# The problem
Examine the material below. Gather every line in which the string "которых" appears.

:: Material for this exercise ::

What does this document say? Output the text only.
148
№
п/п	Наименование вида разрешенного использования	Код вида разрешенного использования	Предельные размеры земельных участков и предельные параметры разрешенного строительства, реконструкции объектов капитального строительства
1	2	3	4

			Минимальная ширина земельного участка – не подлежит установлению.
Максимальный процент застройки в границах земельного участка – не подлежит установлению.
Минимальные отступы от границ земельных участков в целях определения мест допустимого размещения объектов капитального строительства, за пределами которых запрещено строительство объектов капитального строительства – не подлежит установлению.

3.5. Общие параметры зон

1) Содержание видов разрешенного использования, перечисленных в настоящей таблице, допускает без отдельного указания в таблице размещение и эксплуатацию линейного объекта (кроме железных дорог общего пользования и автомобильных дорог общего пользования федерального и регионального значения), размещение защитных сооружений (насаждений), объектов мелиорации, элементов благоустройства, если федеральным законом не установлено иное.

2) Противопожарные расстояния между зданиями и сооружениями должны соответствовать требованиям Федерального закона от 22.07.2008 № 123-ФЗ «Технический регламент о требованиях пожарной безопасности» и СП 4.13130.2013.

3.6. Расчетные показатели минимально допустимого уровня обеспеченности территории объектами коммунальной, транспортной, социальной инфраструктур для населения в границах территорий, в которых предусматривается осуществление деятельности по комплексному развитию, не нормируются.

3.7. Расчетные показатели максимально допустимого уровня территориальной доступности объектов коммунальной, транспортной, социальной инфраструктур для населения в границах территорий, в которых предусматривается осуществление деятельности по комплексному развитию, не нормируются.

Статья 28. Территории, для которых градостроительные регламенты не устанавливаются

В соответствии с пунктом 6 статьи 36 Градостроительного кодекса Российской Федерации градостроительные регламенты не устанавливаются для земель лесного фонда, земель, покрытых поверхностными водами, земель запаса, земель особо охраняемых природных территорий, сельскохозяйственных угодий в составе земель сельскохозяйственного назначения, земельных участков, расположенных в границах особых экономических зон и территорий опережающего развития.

:::

# Final result
Минимальные отступы от границ земельных участков в целях определения мест допустимого размещения объектов капитального строительства, за пределами которых запрещено строительство объектов капитального строительства – не подлежит установлению.
3.6. Расчетные показатели минимально допустимого уровня обеспеченности территории объектами коммунальной, транспортной, социальной инфраструктур для населения в границах территорий, в которых предусматривается осуществление деятельности по комплексному развитию, не нормируются.
3.7. Расчетные показатели максимально допустимого уровня территориальной доступности объектов коммунальной, транспортной, социальной инфраструктур для населения в границах территорий, в которых предусматривается осуществление деятельности по комплексному развитию, не нормируются.
Статья 28. Территории, для которых градостроительные регламенты не устанавливаются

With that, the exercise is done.